[Stored data entries]
• • • • • • •

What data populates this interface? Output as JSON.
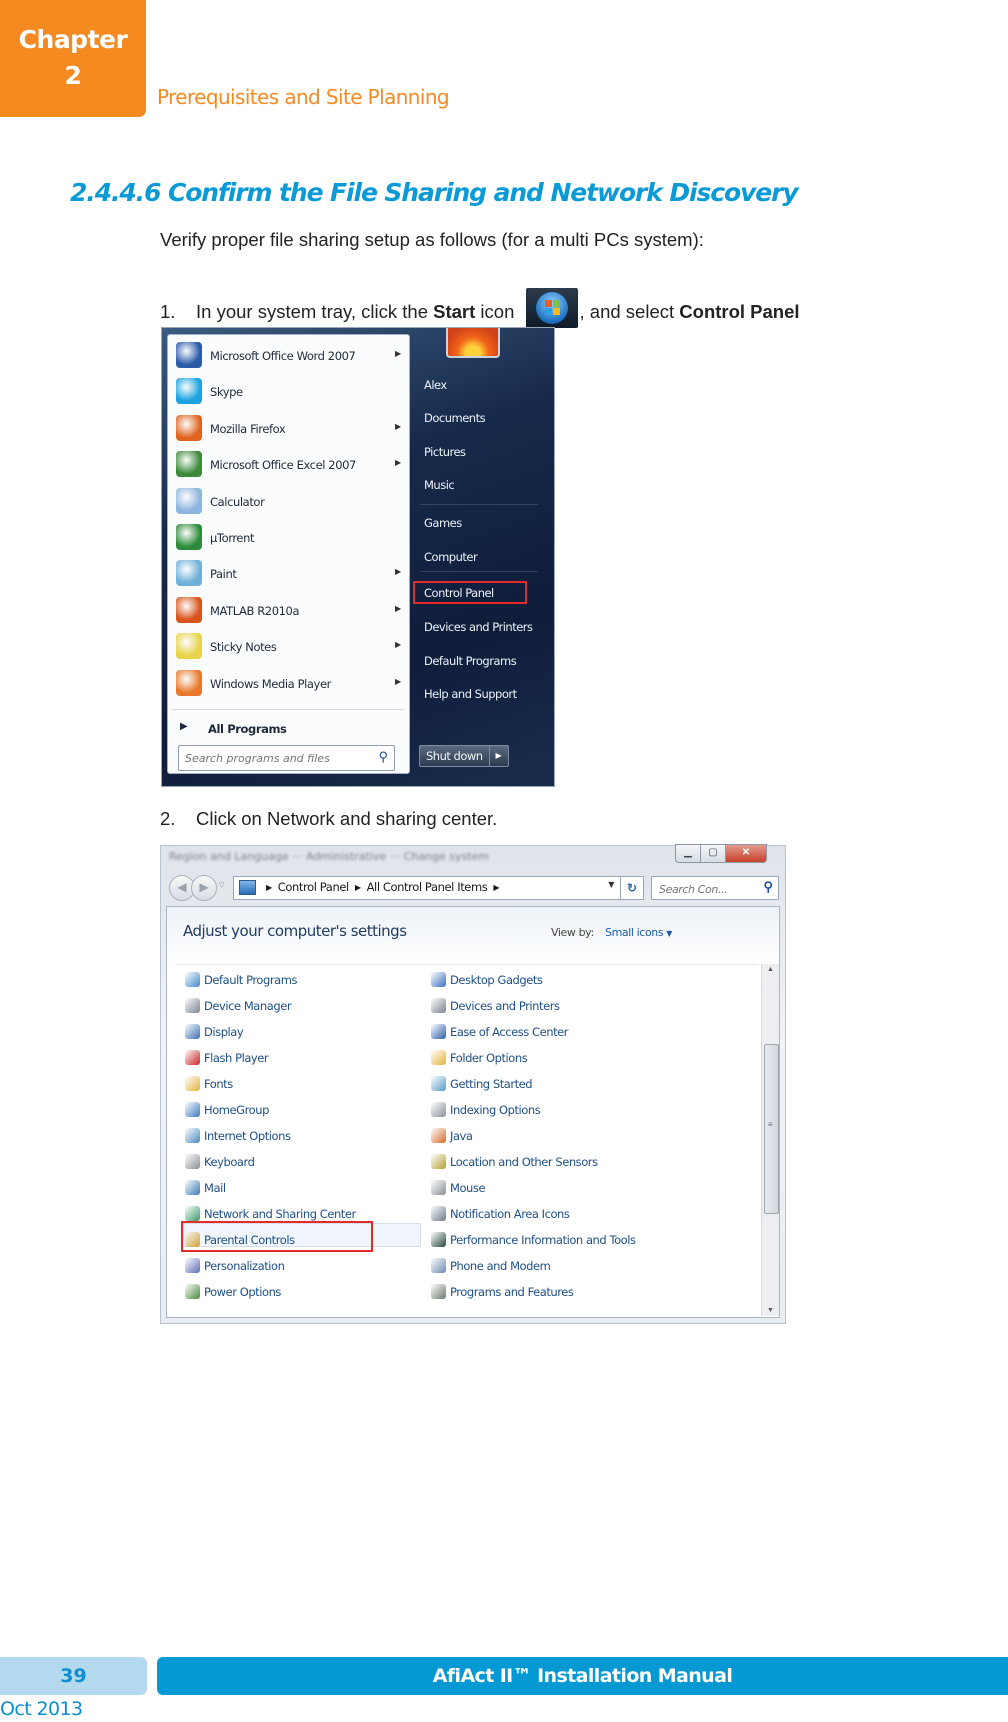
{
  "header": {
    "chapter_label": "Chapter",
    "chapter_number": "2",
    "chapter_title": "Prerequisites and Site Planning"
  },
  "section": {
    "heading": "2.4.4.6 Confirm the File Sharing and Network Discovery",
    "intro": "Verify proper file sharing setup as follows (for a multi PCs system):",
    "step1": {
      "number": "1.",
      "text_before": "In your system tray, click the ",
      "bold_start": "Start",
      "text_icon": " icon ",
      "text_after": ", and select ",
      "bold_target": "Control Panel",
      "icon": "windows-start-orb-icon"
    },
    "step2": {
      "number": "2.",
      "text": "Click on Network and sharing center."
    }
  },
  "start_menu": {
    "programs": [
      {
        "label": "Microsoft Office Word 2007",
        "icon": "word-icon",
        "color": "#2a5aa8",
        "submenu": true
      },
      {
        "label": "Skype",
        "icon": "skype-icon",
        "color": "#1aa3e0",
        "submenu": false
      },
      {
        "label": "Mozilla Firefox",
        "icon": "firefox-icon",
        "color": "#e0641e",
        "submenu": true
      },
      {
        "label": "Microsoft Office Excel 2007",
        "icon": "excel-icon",
        "color": "#3d8a3a",
        "submenu": true
      },
      {
        "label": "Calculator",
        "icon": "calculator-icon",
        "color": "#8db6de",
        "submenu": false
      },
      {
        "label": "µTorrent",
        "icon": "utorrent-icon",
        "color": "#2e8b3a",
        "submenu": false
      },
      {
        "label": "Paint",
        "icon": "paint-icon",
        "color": "#6fb0d8",
        "submenu": true
      },
      {
        "label": "MATLAB R2010a",
        "icon": "matlab-icon",
        "color": "#d9541c",
        "submenu": true
      },
      {
        "label": "Sticky Notes",
        "icon": "sticky-notes-icon",
        "color": "#e8d34a",
        "submenu": true
      },
      {
        "label": "Windows Media Player",
        "icon": "media-player-icon",
        "color": "#e9782a",
        "submenu": true
      }
    ],
    "all_programs": "All Programs",
    "search_placeholder": "Search programs and files",
    "right_items": [
      "Alex",
      "Documents",
      "Pictures",
      "Music",
      "Games",
      "Computer",
      "Control Panel",
      "Devices and Printers",
      "Default Programs",
      "Help and Support"
    ],
    "highlighted_item": "Control Panel",
    "shutdown_label": "Shut down"
  },
  "control_panel": {
    "window_title_blurred": "Region and Language ··· Administrative ··· Change system",
    "breadcrumbs": [
      "Control Panel",
      "All Control Panel Items"
    ],
    "search_placeholder": "Search Con...",
    "heading": "Adjust your computer's settings",
    "view_by_label": "View by:",
    "view_by_value": "Small icons",
    "highlighted_item": "Network and Sharing Center",
    "left_column": [
      {
        "label": "Default Programs",
        "icon": "default-programs-icon",
        "color": "#3d8ac8"
      },
      {
        "label": "Device Manager",
        "icon": "device-manager-icon",
        "color": "#7a8490"
      },
      {
        "label": "Display",
        "icon": "display-icon",
        "color": "#3a6eb8"
      },
      {
        "label": "Flash Player",
        "icon": "flash-player-icon",
        "color": "#c8201e"
      },
      {
        "label": "Fonts",
        "icon": "fonts-icon",
        "color": "#e1b43a"
      },
      {
        "label": "HomeGroup",
        "icon": "homegroup-icon",
        "color": "#3a7ac0"
      },
      {
        "label": "Internet Options",
        "icon": "internet-options-icon",
        "color": "#4a8ac0"
      },
      {
        "label": "Keyboard",
        "icon": "keyboard-icon",
        "color": "#8a8f96"
      },
      {
        "label": "Mail",
        "icon": "mail-icon",
        "color": "#3a7ab8"
      },
      {
        "label": "Network and Sharing Center",
        "icon": "network-icon",
        "color": "#3a9a6a"
      },
      {
        "label": "Parental Controls",
        "icon": "parental-controls-icon",
        "color": "#d0a030"
      },
      {
        "label": "Personalization",
        "icon": "personalization-icon",
        "color": "#5a6ab8"
      },
      {
        "label": "Power Options",
        "icon": "power-options-icon",
        "color": "#4a8a3a"
      }
    ],
    "right_column": [
      {
        "label": "Desktop Gadgets",
        "icon": "desktop-gadgets-icon",
        "color": "#3a70c0"
      },
      {
        "label": "Devices and Printers",
        "icon": "devices-printers-icon",
        "color": "#7a8490"
      },
      {
        "label": "Ease of Access Center",
        "icon": "ease-of-access-icon",
        "color": "#2a5aa8"
      },
      {
        "label": "Folder Options",
        "icon": "folder-options-icon",
        "color": "#e1b43a"
      },
      {
        "label": "Getting Started",
        "icon": "getting-started-icon",
        "color": "#5a9ac8"
      },
      {
        "label": "Indexing Options",
        "icon": "indexing-options-icon",
        "color": "#8a9099"
      },
      {
        "label": "Java",
        "icon": "java-icon",
        "color": "#d46a2a"
      },
      {
        "label": "Location and Other Sensors",
        "icon": "location-sensors-icon",
        "color": "#b0a030"
      },
      {
        "label": "Mouse",
        "icon": "mouse-icon",
        "color": "#8a8f96"
      },
      {
        "label": "Notification Area Icons",
        "icon": "notification-area-icon",
        "color": "#6a7a8a"
      },
      {
        "label": "Performance Information and Tools",
        "icon": "performance-icon",
        "color": "#2a4a3a"
      },
      {
        "label": "Phone and Modem",
        "icon": "phone-modem-icon",
        "color": "#6a8ab0"
      },
      {
        "label": "Programs and Features",
        "icon": "programs-features-icon",
        "color": "#6a7a6a"
      }
    ]
  },
  "footer": {
    "page_number": "39",
    "manual_title": "AfiAct II™ Installation Manual",
    "date": "Oct 2013"
  },
  "colors": {
    "accent_orange": "#f58a20",
    "accent_blue": "#0599d4",
    "page_box_blue": "#b4d8ee",
    "highlight_red": "#e52a2a"
  }
}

• • • • • • •

→ Exercise prompt
Every line should be retyped exactly, with the pictures omitted.

→ Answer for this exercise
What data populates this interface? Output as JSON.
{
  "header": {
    "chapter_label": "Chapter",
    "chapter_number": "2",
    "chapter_title": "Prerequisites and Site Planning"
  },
  "section": {
    "heading": "2.4.4.6 Confirm the File Sharing and Network Discovery",
    "intro": "Verify proper file sharing setup as follows (for a multi PCs system):",
    "step1": {
      "number": "1.",
      "text_before": "In your system tray, click the ",
      "bold_start": "Start",
      "text_icon": " icon ",
      "text_after": ", and select ",
      "bold_target": "Control Panel",
      "icon": "windows-start-orb-icon"
    },
    "step2": {
      "number": "2.",
      "text": "Click on Network and sharing center."
    }
  },
  "start_menu": {
    "programs": [
      {
        "label": "Microsoft Office Word 2007",
        "icon": "word-icon",
        "color": "#2a5aa8",
        "submenu": true
      },
      {
        "label": "Skype",
        "icon": "skype-icon",
        "color": "#1aa3e0",
        "submenu": false
      },
      {
        "label": "Mozilla Firefox",
        "icon": "firefox-icon",
        "color": "#e0641e",
        "submenu": true
      },
      {
        "label": "Microsoft Office Excel 2007",
        "icon": "excel-icon",
        "color": "#3d8a3a",
        "submenu": true
      },
      {
        "label": "Calculator",
        "icon": "calculator-icon",
        "color": "#8db6de",
        "submenu": false
      },
      {
        "label": "µTorrent",
        "icon": "utorrent-icon",
        "color": "#2e8b3a",
        "submenu": false
      },
      {
        "label": "Paint",
        "icon": "paint-icon",
        "color": "#6fb0d8",
        "submenu": true
      },
      {
        "label": "MATLAB R2010a",
        "icon": "matlab-icon",
        "color": "#d9541c",
        "submenu": true
      },
      {
        "label": "Sticky Notes",
        "icon": "sticky-notes-icon",
        "color": "#e8d34a",
        "submenu": true
      },
      {
        "label": "Windows Media Player",
        "icon": "media-player-icon",
        "color": "#e9782a",
        "submenu": true
      }
    ],
    "all_programs": "All Programs",
    "search_placeholder": "Search programs and files",
    "right_items": [
      "Alex",
      "Documents",
      "Pictures",
      "Music",
      "Games",
      "Computer",
      "Control Panel",
      "Devices and Printers",
      "Default Programs",
      "Help and Support"
    ],
    "highlighted_item": "Control Panel",
    "shutdown_label": "Shut down"
  },
  "control_panel": {
    "window_title_blurred": "Region and Language ··· Administrative ··· Change system",
    "breadcrumbs": [
      "Control Panel",
      "All Control Panel Items"
    ],
    "search_placeholder": "Search Con...",
    "heading": "Adjust your computer's settings",
    "view_by_label": "View by:",
    "view_by_value": "Small icons",
    "highlighted_item": "Network and Sharing Center",
    "left_column": [
      {
        "label": "Default Programs",
        "icon": "default-programs-icon",
        "color": "#3d8ac8"
      },
      {
        "label": "Device Manager",
        "icon": "device-manager-icon",
        "color": "#7a8490"
      },
      {
        "label": "Display",
        "icon": "display-icon",
        "color": "#3a6eb8"
      },
      {
        "label": "Flash Player",
        "icon": "flash-player-icon",
        "color": "#c8201e"
      },
      {
        "label": "Fonts",
        "icon": "fonts-icon",
        "color": "#e1b43a"
      },
      {
        "label": "HomeGroup",
        "icon": "homegroup-icon",
        "color": "#3a7ac0"
      },
      {
        "label": "Internet Options",
        "icon": "internet-options-icon",
        "color": "#4a8ac0"
      },
      {
        "label": "Keyboard",
        "icon": "keyboard-icon",
        "color": "#8a8f96"
      },
      {
        "label": "Mail",
        "icon": "mail-icon",
        "color": "#3a7ab8"
      },
      {
        "label": "Network and Sharing Center",
        "icon": "network-icon",
        "color": "#3a9a6a"
      },
      {
        "label": "Parental Controls",
        "icon": "parental-controls-icon",
        "color": "#d0a030"
      },
      {
        "label": "Personalization",
        "icon": "personalization-icon",
        "color": "#5a6ab8"
      },
      {
        "label": "Power Options",
        "icon": "power-options-icon",
        "color": "#4a8a3a"
      }
    ],
    "right_column": [
      {
        "label": "Desktop Gadgets",
        "icon": "desktop-gadgets-icon",
        "color": "#3a70c0"
      },
      {
        "label": "Devices and Printers",
        "icon": "devices-printers-icon",
        "color": "#7a8490"
      },
      {
        "label": "Ease of Access Center",
        "icon": "ease-of-access-icon",
        "color": "#2a5aa8"
      },
      {
        "label": "Folder Options",
        "icon": "folder-options-icon",
        "color": "#e1b43a"
      },
      {
        "label": "Getting Started",
        "icon": "getting-started-icon",
        "color": "#5a9ac8"
      },
      {
        "label": "Indexing Options",
        "icon": "indexing-options-icon",
        "color": "#8a9099"
      },
      {
        "label": "Java",
        "icon": "java-icon",
        "color": "#d46a2a"
      },
      {
        "label": "Location and Other Sensors",
        "icon": "location-sensors-icon",
        "color": "#b0a030"
      },
      {
        "label": "Mouse",
        "icon": "mouse-icon",
        "color": "#8a8f96"
      },
      {
        "label": "Notification Area Icons",
        "icon": "notification-area-icon",
        "color": "#6a7a8a"
      },
      {
        "label": "Performance Information and Tools",
        "icon": "performance-icon",
        "color": "#2a4a3a"
      },
      {
        "label": "Phone and Modem",
        "icon": "phone-modem-icon",
        "color": "#6a8ab0"
      },
      {
        "label": "Programs and Features",
        "icon": "programs-features-icon",
        "color": "#6a7a6a"
      }
    ]
  },
  "footer": {
    "page_number": "39",
    "manual_title": "AfiAct II™ Installation Manual",
    "date": "Oct 2013"
  },
  "colors": {
    "accent_orange": "#f58a20",
    "accent_blue": "#0599d4",
    "page_box_blue": "#b4d8ee",
    "highlight_red": "#e52a2a"
  }
}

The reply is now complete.